#### Work required
Your task is to copy every line of the entries that contains "following".

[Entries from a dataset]

§ §

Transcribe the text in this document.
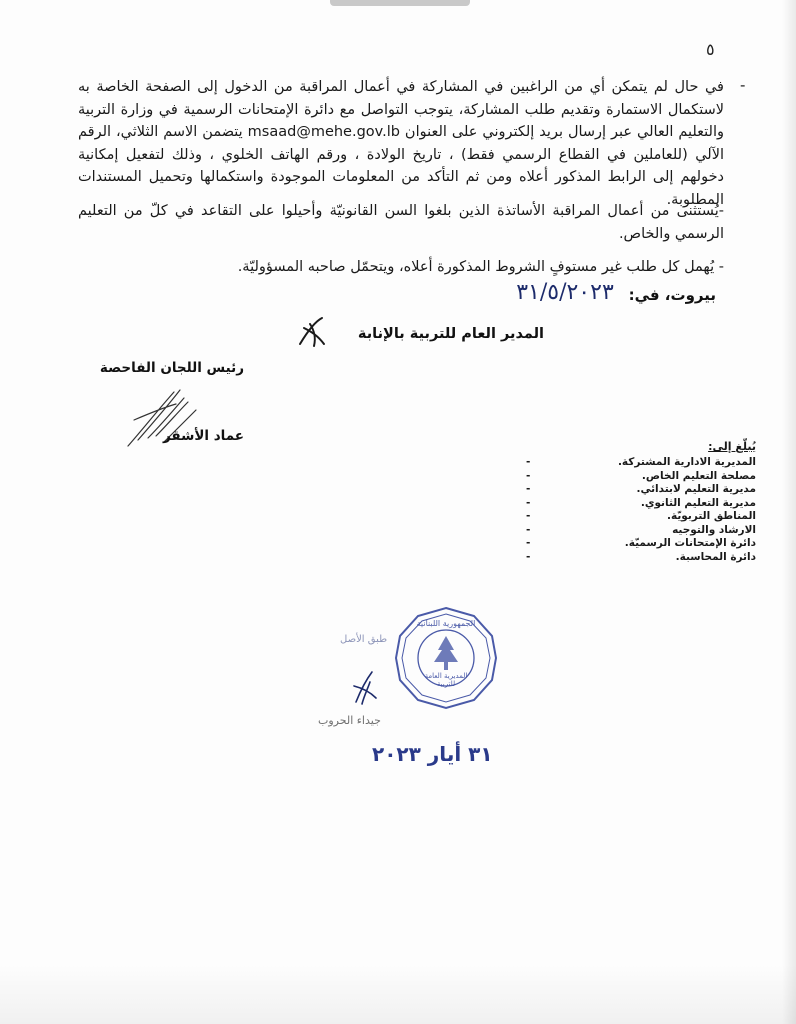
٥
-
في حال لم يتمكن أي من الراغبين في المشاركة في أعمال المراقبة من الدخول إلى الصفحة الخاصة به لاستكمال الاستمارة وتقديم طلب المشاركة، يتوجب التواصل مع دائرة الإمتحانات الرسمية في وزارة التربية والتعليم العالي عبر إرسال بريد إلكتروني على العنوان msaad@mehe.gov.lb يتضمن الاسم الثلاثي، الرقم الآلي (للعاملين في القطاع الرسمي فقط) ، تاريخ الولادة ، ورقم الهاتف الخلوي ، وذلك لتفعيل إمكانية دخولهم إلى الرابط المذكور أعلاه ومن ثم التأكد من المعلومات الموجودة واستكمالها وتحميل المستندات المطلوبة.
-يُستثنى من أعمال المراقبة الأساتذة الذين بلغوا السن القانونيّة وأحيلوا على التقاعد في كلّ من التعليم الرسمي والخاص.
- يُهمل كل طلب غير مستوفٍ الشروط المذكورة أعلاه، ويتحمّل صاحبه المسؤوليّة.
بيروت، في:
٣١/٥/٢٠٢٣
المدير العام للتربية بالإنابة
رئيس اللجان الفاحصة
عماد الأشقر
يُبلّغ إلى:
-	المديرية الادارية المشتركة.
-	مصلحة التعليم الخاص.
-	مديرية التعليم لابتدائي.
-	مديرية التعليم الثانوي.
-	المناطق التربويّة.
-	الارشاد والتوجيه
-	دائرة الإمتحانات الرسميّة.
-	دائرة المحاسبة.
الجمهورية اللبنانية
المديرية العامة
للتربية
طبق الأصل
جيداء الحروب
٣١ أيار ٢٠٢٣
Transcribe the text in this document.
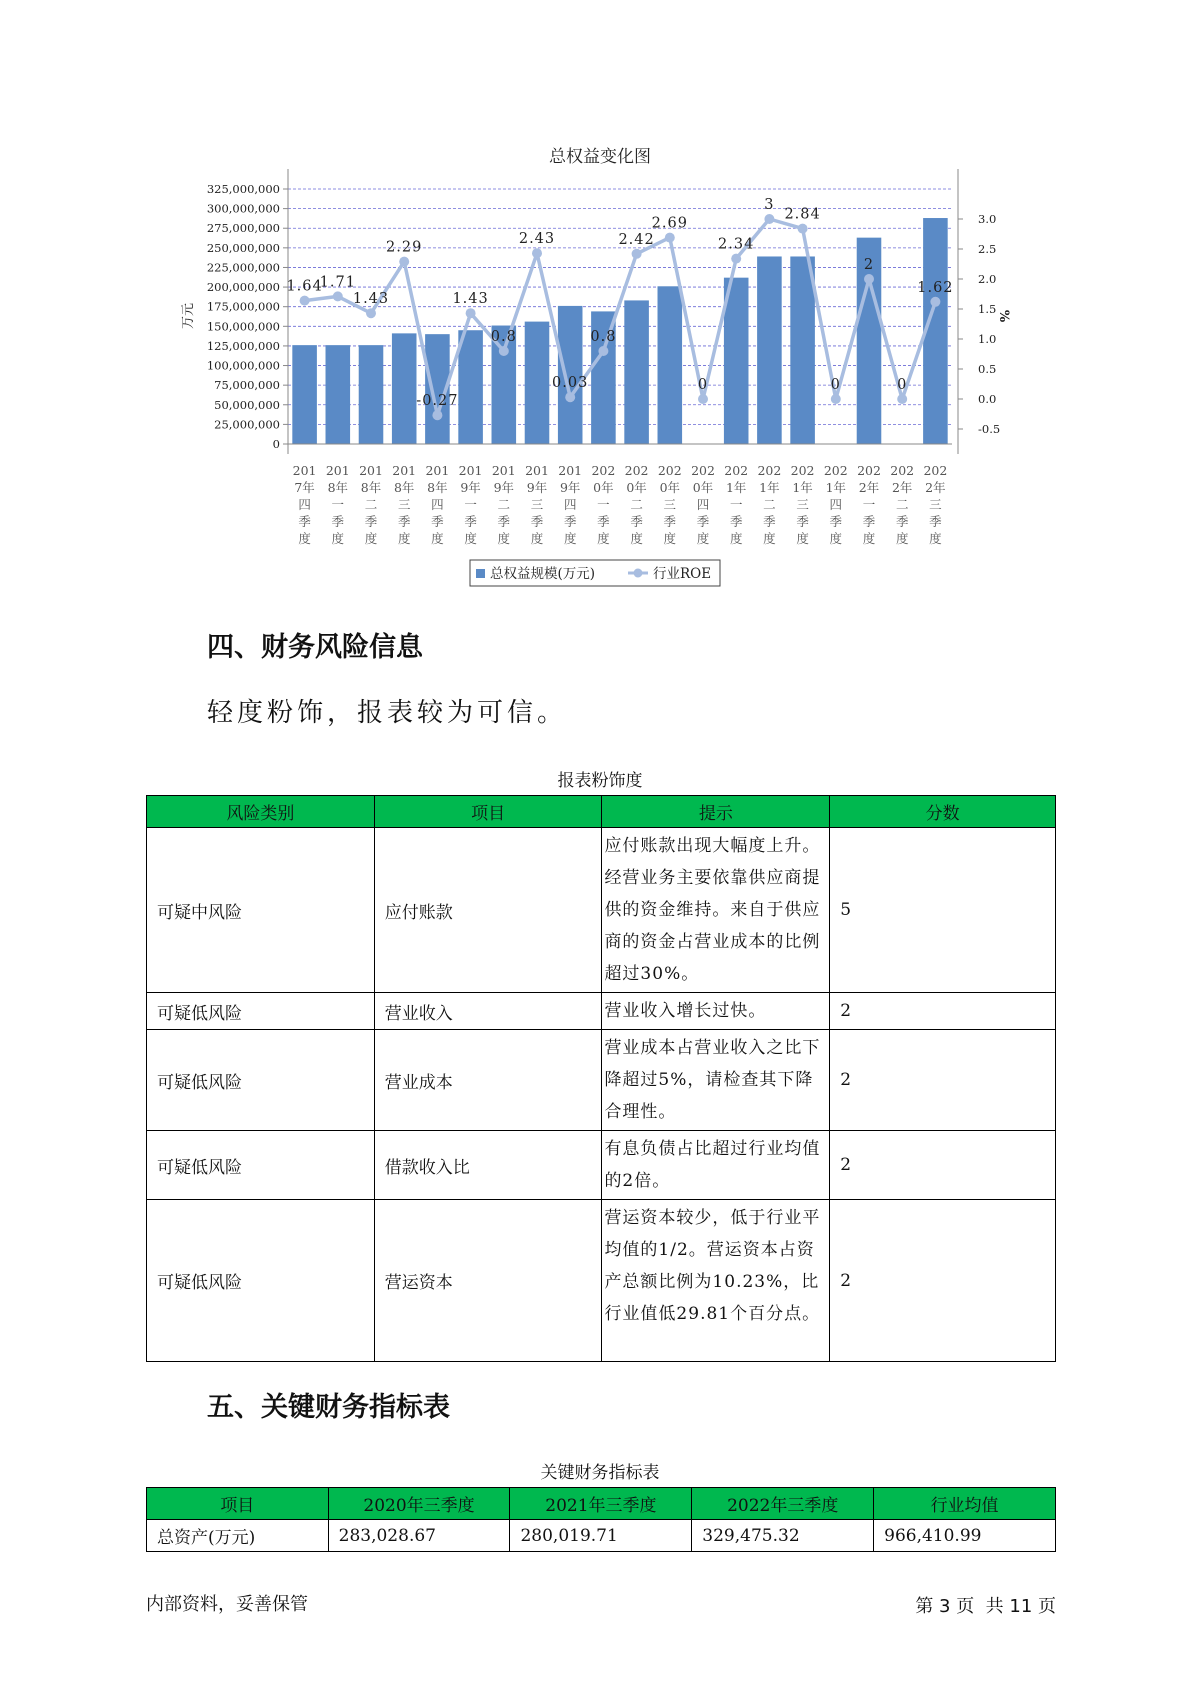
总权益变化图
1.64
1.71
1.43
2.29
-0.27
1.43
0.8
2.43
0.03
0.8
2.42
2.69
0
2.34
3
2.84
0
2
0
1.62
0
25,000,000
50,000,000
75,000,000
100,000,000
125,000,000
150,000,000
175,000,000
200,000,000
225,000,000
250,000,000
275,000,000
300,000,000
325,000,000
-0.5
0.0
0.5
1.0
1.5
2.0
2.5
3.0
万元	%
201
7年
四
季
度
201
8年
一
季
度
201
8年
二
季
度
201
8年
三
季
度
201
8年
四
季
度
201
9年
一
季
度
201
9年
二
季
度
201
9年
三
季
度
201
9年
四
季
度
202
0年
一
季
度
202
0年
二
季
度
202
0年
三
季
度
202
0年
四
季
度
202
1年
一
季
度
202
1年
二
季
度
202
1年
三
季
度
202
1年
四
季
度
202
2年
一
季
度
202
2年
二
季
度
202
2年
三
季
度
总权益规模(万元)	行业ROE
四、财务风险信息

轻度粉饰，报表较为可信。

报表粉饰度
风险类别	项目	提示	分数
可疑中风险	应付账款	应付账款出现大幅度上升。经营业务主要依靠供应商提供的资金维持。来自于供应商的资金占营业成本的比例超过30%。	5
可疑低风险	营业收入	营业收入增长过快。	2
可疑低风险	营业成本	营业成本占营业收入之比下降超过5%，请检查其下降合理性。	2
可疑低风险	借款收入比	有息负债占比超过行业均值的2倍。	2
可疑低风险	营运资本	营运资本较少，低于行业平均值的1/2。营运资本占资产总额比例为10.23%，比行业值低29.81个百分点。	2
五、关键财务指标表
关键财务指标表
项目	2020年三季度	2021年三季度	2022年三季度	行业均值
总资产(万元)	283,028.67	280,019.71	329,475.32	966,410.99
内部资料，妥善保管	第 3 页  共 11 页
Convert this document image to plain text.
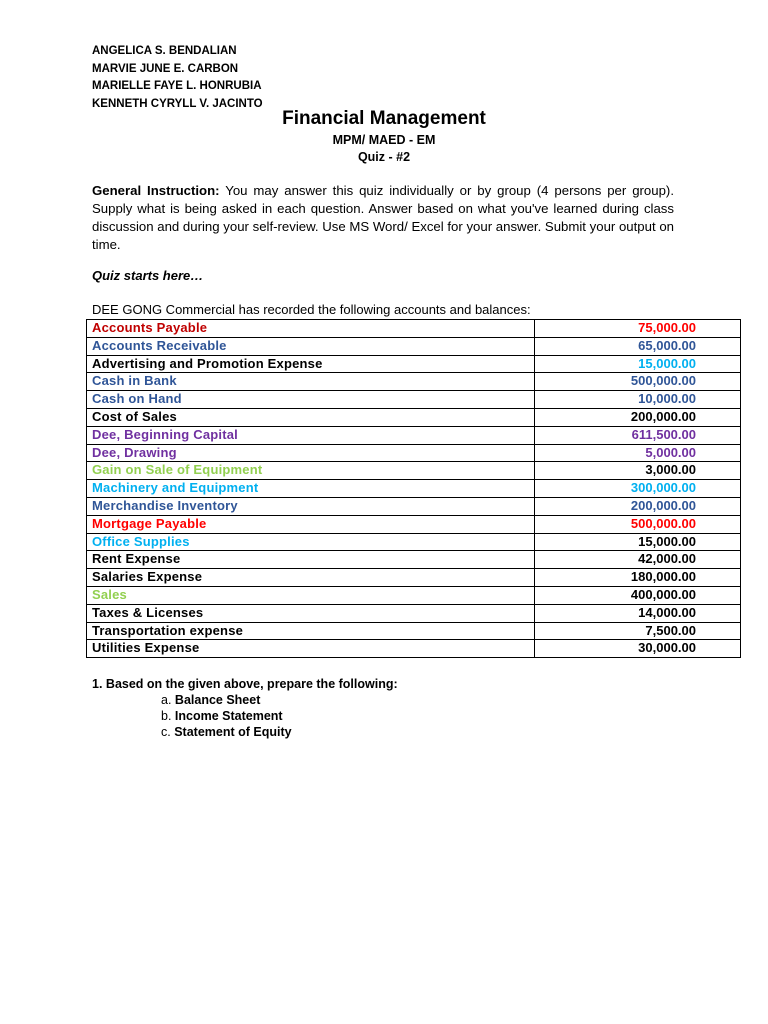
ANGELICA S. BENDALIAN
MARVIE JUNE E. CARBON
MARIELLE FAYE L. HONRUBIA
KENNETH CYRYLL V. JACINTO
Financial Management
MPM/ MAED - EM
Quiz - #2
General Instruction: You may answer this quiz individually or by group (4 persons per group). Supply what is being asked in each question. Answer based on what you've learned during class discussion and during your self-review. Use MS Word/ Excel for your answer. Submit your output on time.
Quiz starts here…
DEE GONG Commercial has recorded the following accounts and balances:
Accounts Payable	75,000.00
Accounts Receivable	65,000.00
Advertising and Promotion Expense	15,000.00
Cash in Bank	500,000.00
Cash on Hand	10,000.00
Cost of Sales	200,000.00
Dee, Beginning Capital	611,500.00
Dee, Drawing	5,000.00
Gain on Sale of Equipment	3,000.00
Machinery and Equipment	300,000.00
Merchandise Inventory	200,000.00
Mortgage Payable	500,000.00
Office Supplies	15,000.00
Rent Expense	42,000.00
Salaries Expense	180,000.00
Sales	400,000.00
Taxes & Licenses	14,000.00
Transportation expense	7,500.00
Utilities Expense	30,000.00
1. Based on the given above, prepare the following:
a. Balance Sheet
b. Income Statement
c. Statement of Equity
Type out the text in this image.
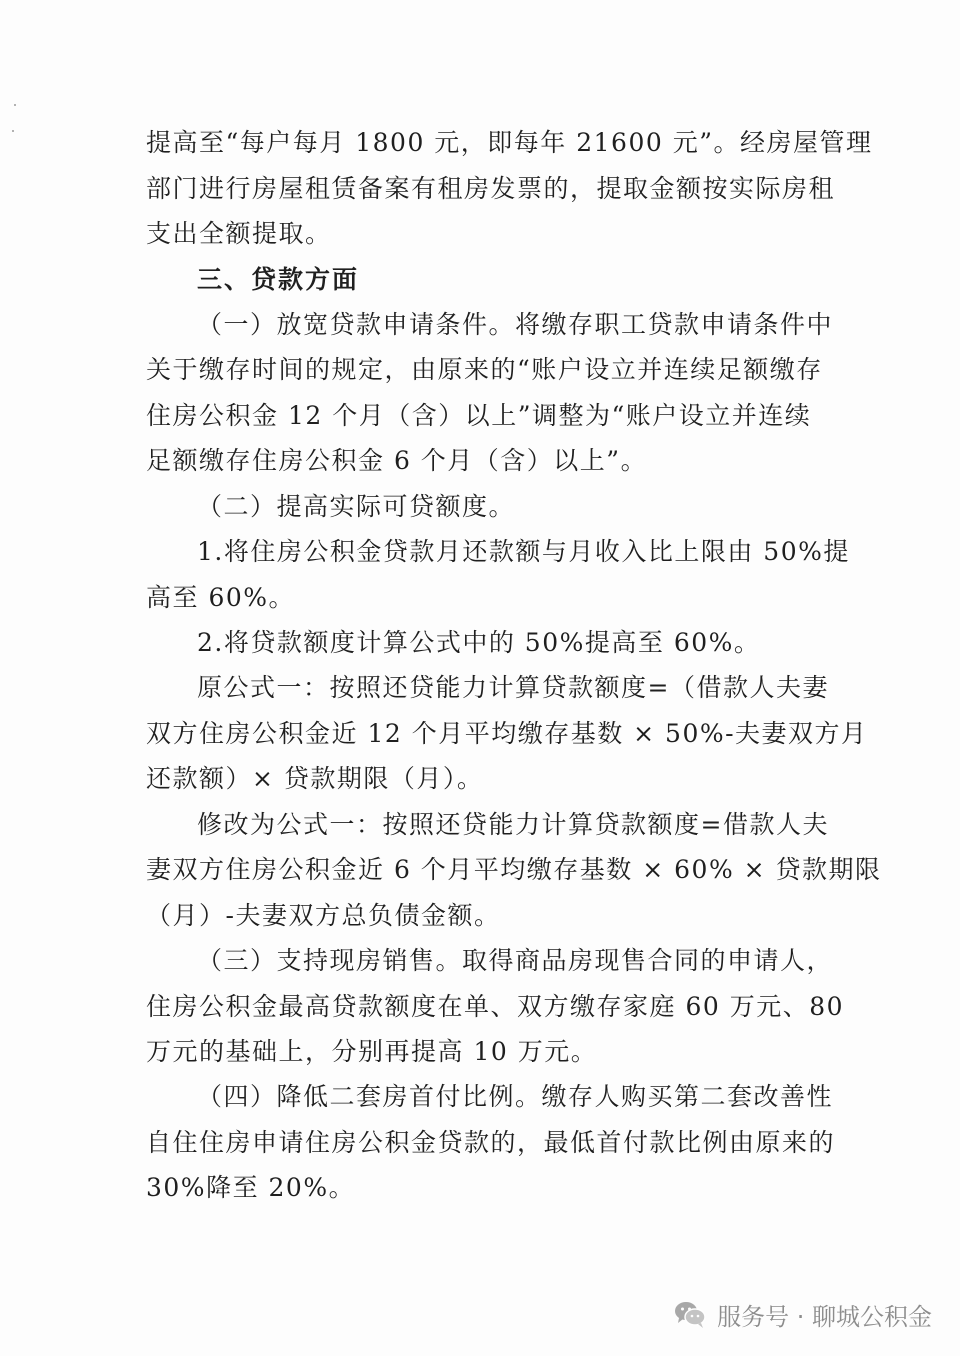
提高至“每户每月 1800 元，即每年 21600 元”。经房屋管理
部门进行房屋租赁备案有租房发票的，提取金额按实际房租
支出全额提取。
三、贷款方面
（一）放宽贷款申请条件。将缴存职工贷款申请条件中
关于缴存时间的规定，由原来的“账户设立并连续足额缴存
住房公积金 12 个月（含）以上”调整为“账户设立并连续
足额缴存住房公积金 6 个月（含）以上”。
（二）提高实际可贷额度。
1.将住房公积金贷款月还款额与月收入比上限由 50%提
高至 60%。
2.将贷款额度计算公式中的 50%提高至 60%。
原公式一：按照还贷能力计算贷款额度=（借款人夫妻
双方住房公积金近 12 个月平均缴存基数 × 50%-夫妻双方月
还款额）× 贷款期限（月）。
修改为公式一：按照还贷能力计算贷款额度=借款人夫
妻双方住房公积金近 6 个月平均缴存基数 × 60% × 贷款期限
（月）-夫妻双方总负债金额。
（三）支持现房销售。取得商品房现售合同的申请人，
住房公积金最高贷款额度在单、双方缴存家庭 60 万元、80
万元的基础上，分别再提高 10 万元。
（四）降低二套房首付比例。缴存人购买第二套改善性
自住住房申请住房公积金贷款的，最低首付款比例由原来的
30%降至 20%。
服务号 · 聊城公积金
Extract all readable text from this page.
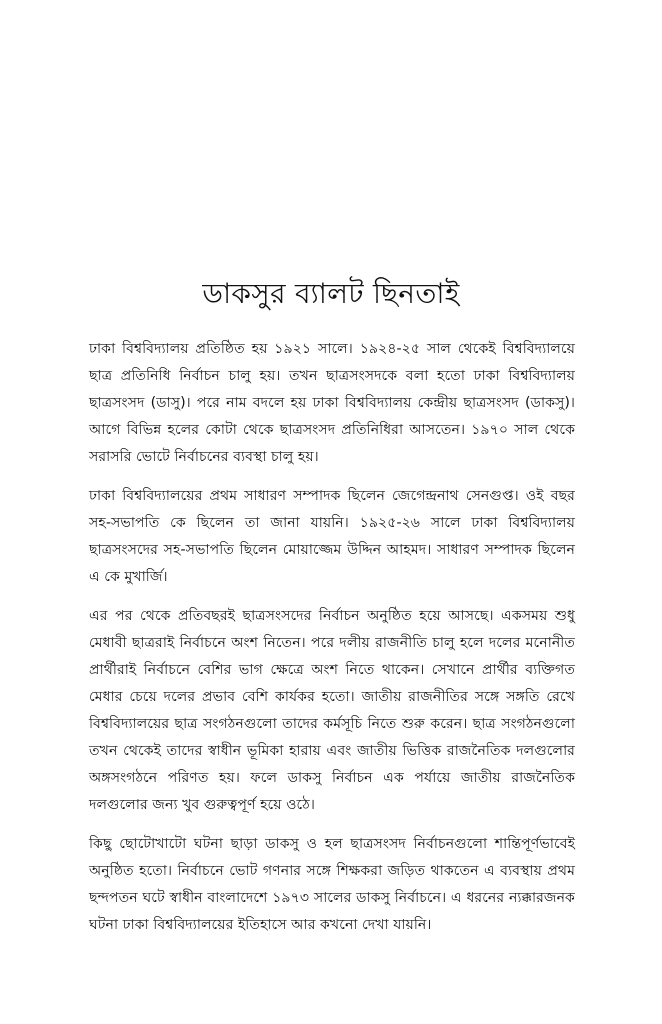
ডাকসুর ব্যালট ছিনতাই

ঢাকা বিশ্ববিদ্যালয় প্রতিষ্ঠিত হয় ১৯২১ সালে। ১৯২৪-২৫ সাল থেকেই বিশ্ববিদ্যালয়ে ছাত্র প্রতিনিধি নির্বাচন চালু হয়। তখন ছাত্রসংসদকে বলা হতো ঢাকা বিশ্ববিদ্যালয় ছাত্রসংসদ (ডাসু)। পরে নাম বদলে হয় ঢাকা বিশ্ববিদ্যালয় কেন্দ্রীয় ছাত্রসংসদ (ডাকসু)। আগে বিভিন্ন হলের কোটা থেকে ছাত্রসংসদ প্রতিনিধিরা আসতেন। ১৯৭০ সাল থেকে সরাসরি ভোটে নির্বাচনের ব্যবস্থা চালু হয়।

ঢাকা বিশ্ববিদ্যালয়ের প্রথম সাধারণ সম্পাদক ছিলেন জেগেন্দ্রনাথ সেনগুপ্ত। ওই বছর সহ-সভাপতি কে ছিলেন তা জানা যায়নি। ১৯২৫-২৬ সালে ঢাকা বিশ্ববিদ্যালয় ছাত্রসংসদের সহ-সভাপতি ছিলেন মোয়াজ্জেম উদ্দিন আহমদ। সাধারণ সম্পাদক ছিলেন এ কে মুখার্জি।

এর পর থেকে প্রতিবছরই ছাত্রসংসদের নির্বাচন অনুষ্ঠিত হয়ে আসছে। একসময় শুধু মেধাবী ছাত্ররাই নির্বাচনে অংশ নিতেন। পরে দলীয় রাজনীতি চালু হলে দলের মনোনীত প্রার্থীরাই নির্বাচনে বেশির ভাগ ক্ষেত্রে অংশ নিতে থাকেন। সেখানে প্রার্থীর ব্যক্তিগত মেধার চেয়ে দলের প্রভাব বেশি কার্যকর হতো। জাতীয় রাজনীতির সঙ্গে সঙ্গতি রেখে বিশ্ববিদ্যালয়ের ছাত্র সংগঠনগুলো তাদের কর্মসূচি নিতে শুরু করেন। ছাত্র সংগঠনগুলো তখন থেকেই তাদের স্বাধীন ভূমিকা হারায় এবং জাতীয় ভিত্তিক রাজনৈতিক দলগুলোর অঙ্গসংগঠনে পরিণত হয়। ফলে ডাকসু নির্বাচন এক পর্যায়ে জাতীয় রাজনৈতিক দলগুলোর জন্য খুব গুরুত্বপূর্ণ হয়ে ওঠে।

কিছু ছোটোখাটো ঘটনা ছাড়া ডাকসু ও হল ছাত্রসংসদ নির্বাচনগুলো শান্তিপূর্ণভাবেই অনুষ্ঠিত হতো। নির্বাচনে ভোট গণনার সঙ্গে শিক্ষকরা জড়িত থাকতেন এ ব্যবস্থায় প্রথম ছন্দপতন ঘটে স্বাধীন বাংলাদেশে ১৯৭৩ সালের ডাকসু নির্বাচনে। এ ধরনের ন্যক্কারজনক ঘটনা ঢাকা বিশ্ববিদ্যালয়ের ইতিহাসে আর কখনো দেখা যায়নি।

§ §

#### Problem solution
DEE GONG Commercial has recorded the following accounts and balances:
1. Based on the given above, prepare the following:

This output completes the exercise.